AANGELEVERDE TEKST:
========

Net als het op de rug liggende maansikkeltje leggen we ons neer en de zee klotst ons in slaap.

 

 

Donderdag, 23 augustus 2012 - Op Weg

 

We hebben er zin in. Weer op (ver) weg! Er schuilen toch nomaden in ons... Maar eerst ontbijten en van het prachtige uitzicht genieten. G heeft een interessante Nissan ontdekt (jaaaa, dat kan!) en wisselt uit. Trots als een pouw meldt hij, dat hier wéér iemand is, die onze TOY-motor het beste noemt, wat Toyota ooit maakte. Zoooooo.....!!!

Honeymoon Beach blijkt een hillbilly-achtig sfeertje en heeft niets van de paradijselijke McGowans. Het pad er naar toe (en terug) is helemaal ons ding. In het dorp doen we boodschappen en lukt het ons (eindelijk) om een paar van de dames te fotograferen. Dankjewel, lieve kleine babytweeling, want zij vormden de sleutel.

 

 

Op de missiepost toiletteren we en bekijken nog eens de schilderingen in het kerkje. De missiepost bestaat uit het kerkje, museum, voormalige ziekenhuis, tehuis voor de halfbloedmeisjes (zie ook: Stolen Generation, waartoe Clarry's vrouw behoort, ze groeide op in dit tehuis), bakkerij, woonverblijven, de camping, cabins, pompstation, werkplaatsen en tuinen met enorme mangobomen. En in het midden ligt een fris groen grasveldje met een schaduwrijke boom.

Als we het dorp uitrijden, treffen we Clarry die wandelt met zijn oude vader in 'n rolstoel. Djee, wat een prachtige koppen. En yes, we mogen foto's maken! 

 

We zien af van de uitstap naar een watervalletje met pool dat ergens ten zuiden van het dorp zou liggen en ook van een campement bij het Drysdale River NP. We hebben zin om gewoon weer ff kilometers te maken. Stoffige, gladde, hobbelige en geribbelde kilometers met stevige dipjes. Lekker heet is het.

Om drie uur (na 260 km) rijden we rond op de dorre, droge en schaduwarme campgrouns van de Drysdale Station ("closed in wet season"). Nee, niet de Home Valley-soort. Maar wel een gewone echte boerderijcamping.

Met Nettie&Gerard (idd dat scheelt maar één letter) drinken we een koud biertje in de schaduw. Fietsers zijn het en nu op weg door dit deel van Australië. Ze aarzelen over de Mitchel Falls! Voor hun (huur-) AppolloCamper zal de weg lastig zijn. Dat wel, maar... eind van het liedje is, ze gaan!

Wij eten van de homestead. Een heerlijk buffet met fantastische (Waldorf, Griekse, Rodekool) salades. En vlees natuurlijk, met wijn uit echte wijnglazen! In de koele nacht gaat bij ons om half tien het lichtje uit...

========

RUW MATERIAAL:
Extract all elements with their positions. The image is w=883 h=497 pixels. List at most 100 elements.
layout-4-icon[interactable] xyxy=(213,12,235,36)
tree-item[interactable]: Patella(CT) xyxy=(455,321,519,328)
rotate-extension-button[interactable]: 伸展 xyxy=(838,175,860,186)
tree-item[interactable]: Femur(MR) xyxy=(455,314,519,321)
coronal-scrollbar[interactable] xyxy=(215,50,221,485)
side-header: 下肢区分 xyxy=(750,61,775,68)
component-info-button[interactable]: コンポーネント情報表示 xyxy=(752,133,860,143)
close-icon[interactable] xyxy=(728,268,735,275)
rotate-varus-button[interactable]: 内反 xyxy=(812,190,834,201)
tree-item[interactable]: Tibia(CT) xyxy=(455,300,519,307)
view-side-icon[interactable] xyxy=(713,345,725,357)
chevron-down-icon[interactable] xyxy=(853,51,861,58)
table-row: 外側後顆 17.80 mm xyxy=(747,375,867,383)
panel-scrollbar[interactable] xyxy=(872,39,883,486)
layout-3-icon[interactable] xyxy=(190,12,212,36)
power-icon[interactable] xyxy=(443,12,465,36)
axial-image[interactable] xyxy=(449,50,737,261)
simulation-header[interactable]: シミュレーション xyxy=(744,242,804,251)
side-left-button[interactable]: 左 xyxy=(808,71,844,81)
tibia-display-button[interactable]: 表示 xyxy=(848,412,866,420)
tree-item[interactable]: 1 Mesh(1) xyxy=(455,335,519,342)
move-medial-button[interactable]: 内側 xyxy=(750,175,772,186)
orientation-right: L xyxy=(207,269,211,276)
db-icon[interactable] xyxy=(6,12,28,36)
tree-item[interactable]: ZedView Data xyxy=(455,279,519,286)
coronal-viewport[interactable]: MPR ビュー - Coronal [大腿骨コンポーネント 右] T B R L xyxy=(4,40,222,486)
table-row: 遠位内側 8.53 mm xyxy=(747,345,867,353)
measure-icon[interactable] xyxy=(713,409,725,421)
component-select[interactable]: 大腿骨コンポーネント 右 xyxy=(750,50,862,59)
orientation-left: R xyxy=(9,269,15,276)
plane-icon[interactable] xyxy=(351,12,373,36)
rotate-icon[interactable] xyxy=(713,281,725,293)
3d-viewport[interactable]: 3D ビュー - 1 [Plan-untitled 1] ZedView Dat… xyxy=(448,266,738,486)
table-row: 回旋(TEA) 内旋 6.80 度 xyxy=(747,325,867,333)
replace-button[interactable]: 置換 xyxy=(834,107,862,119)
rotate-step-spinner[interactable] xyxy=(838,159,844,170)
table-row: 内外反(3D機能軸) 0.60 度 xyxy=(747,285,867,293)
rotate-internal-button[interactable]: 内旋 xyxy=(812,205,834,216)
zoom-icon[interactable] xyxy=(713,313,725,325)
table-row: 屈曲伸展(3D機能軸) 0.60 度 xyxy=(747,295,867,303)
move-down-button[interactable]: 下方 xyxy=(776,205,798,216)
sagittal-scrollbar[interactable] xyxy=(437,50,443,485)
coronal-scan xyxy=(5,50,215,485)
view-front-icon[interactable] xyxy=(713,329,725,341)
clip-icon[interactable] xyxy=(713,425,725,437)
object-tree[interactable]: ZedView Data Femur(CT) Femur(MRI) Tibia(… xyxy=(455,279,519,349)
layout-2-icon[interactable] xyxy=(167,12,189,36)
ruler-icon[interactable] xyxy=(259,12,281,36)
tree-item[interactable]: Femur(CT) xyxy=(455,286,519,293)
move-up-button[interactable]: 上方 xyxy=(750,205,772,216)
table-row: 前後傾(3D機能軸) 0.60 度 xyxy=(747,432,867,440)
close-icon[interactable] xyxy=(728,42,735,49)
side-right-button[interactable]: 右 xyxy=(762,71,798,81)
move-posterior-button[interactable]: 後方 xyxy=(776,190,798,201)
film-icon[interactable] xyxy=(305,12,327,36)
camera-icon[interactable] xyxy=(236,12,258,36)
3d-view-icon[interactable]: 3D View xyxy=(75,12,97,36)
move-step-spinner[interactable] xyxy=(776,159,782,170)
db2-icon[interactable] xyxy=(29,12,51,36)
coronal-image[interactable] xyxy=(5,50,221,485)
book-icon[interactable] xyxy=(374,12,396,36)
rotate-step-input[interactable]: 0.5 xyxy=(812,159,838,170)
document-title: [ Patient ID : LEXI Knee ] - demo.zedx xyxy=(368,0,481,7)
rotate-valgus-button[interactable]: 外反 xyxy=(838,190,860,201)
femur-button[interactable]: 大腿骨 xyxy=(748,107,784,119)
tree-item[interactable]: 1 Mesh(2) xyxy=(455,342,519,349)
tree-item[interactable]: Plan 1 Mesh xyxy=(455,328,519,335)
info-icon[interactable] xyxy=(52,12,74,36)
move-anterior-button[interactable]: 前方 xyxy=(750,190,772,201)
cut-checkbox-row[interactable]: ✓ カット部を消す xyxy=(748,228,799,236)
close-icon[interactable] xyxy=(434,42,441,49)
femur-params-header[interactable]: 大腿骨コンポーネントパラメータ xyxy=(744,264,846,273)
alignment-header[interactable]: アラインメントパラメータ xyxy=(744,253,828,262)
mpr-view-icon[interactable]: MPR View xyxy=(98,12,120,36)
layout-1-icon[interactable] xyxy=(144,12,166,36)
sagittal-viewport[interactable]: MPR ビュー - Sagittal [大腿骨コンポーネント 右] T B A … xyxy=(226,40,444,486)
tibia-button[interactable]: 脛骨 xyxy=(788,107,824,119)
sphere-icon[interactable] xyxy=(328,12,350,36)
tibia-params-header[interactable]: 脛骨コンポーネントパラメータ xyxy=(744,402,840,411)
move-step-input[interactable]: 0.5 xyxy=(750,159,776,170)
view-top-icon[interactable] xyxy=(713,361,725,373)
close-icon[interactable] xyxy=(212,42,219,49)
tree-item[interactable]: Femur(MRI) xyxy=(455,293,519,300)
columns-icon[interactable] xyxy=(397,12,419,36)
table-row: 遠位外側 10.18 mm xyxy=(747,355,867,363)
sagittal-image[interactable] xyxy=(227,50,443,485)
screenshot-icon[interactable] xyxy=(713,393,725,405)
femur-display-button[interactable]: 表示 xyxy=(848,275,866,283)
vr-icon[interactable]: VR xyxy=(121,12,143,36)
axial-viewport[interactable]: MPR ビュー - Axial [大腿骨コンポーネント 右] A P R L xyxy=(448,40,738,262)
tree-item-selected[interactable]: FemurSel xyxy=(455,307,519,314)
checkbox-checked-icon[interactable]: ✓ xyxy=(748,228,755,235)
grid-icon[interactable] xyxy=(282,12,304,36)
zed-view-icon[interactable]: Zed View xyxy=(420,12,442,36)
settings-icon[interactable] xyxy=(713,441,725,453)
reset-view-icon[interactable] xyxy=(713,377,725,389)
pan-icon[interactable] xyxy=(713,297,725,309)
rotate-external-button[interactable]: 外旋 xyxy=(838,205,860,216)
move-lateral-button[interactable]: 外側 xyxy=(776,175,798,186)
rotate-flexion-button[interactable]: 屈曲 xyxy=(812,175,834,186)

========

OPDRACHT:
Kopieer uit het reisverslag letterlijk het stuk van "Net als het op" tot en met "vormden de sleutel.", beide grenzen inbegrepen.

HET ANTWOORD:
Net als het op de rug liggende maansikkeltje leggen we ons neer en de zee klotst ons in slaap.

 

 

Donderdag, 23 augustus 2012 - Op Weg

 

We hebben er zin in. Weer op (ver) weg! Er schuilen toch nomaden in ons... Maar eerst ontbijten en van het prachtige uitzicht genieten. G heeft een interessante Nissan ontdekt (jaaaa, dat kan!) en wisselt uit. Trots als een pouw meldt hij, dat hier wéér iemand is, die onze TOY-motor het beste noemt, wat Toyota ooit maakte. Zoooooo.....!!!

Honeymoon Beach blijkt een hillbilly-achtig sfeertje en heeft niets van de paradijselijke McGowans. Het pad er naar toe (en terug) is helemaal ons ding. In het dorp doen we boodschappen en lukt het ons (eindelijk) om een paar van de dames te fotograferen. Dankjewel, lieve kleine babytweeling, want zij vormden de sleutel.